Given instruction -> Read the lines below. Copy out any that hold the string "this".

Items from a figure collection

===

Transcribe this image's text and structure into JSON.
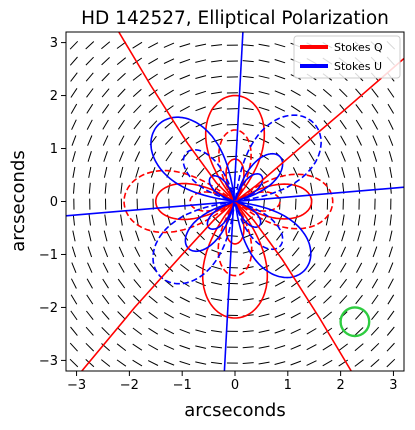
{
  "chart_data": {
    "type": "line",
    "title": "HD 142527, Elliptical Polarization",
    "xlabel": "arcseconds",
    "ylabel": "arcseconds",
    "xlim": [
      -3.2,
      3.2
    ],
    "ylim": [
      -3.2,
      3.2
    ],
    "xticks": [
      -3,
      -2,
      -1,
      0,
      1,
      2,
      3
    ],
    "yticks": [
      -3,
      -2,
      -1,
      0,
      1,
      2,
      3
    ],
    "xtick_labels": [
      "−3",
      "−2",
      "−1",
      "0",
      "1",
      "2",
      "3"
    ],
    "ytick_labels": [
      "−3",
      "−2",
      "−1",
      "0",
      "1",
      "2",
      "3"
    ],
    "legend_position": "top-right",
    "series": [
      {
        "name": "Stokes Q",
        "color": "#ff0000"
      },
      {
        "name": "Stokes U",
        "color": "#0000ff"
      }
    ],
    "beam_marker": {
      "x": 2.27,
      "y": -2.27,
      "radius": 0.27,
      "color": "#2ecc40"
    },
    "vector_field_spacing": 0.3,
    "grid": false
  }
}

===

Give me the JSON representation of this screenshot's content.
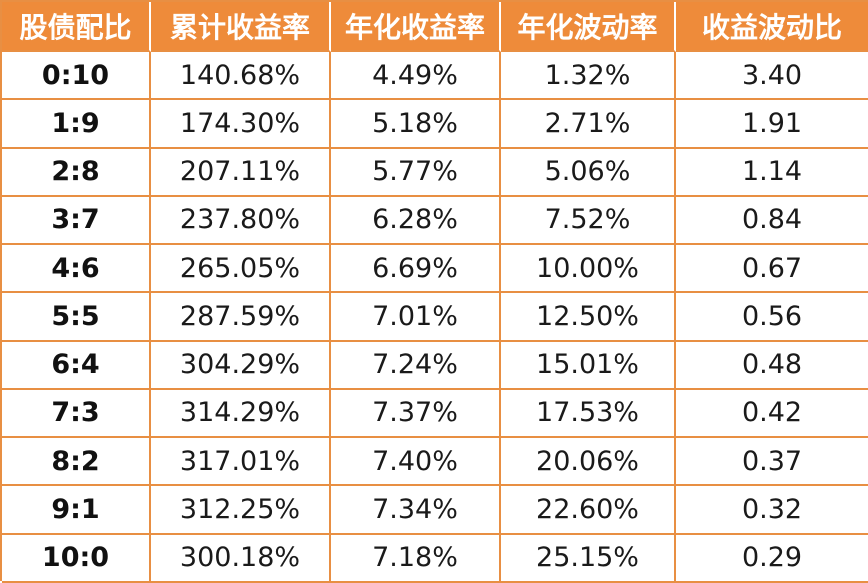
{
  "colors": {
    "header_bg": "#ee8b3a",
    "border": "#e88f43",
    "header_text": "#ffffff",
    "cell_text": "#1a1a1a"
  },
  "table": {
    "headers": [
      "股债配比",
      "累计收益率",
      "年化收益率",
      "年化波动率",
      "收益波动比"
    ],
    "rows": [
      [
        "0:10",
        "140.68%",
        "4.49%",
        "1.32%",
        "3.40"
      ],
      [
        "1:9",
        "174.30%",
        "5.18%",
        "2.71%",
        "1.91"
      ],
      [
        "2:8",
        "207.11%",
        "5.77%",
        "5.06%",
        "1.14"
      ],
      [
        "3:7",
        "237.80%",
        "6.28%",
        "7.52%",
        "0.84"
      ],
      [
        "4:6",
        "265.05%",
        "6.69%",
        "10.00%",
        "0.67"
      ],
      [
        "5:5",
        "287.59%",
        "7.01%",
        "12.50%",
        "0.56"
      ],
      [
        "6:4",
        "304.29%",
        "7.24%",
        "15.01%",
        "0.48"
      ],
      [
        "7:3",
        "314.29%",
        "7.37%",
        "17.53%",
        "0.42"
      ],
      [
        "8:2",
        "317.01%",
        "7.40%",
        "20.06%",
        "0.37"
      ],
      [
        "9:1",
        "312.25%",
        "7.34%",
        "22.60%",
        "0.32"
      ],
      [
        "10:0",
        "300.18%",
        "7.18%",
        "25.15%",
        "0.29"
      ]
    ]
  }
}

===

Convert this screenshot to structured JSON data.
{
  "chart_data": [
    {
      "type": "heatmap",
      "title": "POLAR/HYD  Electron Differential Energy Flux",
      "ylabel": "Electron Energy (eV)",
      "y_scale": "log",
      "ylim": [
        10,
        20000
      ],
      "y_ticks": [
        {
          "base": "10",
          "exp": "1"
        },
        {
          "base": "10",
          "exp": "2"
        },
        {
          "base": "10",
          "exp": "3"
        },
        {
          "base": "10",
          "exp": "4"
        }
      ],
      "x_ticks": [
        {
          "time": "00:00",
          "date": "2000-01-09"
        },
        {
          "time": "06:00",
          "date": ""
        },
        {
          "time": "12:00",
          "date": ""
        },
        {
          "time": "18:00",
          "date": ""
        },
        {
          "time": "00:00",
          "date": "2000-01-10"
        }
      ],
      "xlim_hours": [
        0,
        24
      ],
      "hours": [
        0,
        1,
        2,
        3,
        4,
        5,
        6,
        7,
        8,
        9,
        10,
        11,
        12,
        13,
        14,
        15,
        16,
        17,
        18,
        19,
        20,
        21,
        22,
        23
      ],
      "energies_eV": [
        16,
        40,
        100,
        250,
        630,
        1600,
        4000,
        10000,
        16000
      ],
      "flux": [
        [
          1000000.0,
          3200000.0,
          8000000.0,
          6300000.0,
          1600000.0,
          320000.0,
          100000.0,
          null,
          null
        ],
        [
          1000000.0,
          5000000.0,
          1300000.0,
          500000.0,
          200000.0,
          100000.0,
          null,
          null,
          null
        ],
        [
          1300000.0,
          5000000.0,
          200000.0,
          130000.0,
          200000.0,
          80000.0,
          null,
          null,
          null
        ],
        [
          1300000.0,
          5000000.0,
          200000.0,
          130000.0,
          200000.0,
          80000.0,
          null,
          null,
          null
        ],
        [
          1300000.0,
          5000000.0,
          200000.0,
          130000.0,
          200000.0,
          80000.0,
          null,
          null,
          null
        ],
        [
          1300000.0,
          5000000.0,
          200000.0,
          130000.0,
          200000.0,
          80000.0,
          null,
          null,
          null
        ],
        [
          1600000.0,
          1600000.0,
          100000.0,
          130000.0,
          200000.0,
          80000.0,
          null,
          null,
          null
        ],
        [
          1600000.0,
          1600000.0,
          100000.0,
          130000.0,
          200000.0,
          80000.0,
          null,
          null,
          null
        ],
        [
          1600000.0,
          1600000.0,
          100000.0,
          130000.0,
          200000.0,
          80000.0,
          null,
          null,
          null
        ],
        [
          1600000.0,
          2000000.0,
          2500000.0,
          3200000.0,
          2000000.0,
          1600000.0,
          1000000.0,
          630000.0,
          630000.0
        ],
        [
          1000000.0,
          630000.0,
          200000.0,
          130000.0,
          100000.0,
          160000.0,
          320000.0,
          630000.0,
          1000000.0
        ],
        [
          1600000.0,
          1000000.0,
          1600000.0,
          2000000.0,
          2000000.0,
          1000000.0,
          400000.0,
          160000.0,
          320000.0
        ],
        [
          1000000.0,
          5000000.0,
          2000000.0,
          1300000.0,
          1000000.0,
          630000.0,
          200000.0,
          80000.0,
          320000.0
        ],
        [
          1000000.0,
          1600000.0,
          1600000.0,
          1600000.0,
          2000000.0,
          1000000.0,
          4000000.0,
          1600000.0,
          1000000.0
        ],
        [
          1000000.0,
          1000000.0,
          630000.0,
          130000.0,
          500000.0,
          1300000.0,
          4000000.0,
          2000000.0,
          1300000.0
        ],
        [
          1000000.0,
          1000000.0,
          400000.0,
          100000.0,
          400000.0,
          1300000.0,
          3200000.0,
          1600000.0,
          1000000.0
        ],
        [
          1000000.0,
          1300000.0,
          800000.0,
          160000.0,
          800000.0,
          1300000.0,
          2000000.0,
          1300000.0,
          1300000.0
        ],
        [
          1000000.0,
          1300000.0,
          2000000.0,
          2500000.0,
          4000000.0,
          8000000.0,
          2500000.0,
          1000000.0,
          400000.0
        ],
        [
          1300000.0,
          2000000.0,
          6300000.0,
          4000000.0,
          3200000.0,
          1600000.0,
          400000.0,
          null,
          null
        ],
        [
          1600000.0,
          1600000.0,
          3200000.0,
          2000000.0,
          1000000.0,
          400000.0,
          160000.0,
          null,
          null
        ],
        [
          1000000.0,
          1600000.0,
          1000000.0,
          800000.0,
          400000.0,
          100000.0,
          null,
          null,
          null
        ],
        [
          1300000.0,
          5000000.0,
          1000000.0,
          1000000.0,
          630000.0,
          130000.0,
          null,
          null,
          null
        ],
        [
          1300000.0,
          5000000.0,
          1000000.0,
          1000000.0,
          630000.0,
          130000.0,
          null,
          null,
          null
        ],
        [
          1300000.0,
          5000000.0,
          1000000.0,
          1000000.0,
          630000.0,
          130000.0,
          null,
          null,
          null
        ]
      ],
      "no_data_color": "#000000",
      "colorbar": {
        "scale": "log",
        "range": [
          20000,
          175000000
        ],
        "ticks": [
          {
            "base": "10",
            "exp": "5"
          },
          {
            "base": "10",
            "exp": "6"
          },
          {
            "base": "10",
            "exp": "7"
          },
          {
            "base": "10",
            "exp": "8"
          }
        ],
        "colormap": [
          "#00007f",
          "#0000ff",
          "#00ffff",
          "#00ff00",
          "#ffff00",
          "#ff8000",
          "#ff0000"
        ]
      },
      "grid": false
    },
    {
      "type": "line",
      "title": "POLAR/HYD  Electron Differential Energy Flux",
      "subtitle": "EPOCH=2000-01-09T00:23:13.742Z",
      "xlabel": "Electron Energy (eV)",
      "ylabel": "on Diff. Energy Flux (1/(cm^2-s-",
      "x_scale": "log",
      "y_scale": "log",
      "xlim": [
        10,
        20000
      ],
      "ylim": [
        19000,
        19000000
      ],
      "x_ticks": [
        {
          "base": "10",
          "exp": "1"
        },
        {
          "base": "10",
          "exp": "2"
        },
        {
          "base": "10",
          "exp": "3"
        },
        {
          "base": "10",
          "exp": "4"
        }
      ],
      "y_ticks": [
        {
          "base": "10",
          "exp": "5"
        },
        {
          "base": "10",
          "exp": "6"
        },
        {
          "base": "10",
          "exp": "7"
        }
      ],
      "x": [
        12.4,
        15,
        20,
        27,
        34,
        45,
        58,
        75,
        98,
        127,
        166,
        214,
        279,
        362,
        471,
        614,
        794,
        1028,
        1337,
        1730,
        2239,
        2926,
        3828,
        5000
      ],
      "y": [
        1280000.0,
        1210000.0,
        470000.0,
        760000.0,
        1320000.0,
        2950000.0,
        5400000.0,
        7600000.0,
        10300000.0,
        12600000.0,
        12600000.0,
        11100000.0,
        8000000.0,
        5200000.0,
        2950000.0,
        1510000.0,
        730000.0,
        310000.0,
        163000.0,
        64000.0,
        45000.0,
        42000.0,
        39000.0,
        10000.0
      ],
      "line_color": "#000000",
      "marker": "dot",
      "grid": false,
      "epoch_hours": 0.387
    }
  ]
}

===

Answer in full ->
Transcribe this image's text and structure into JSON.
Give me the JSON representation of this screenshot's content.
Convert this screenshot to structured JSON data.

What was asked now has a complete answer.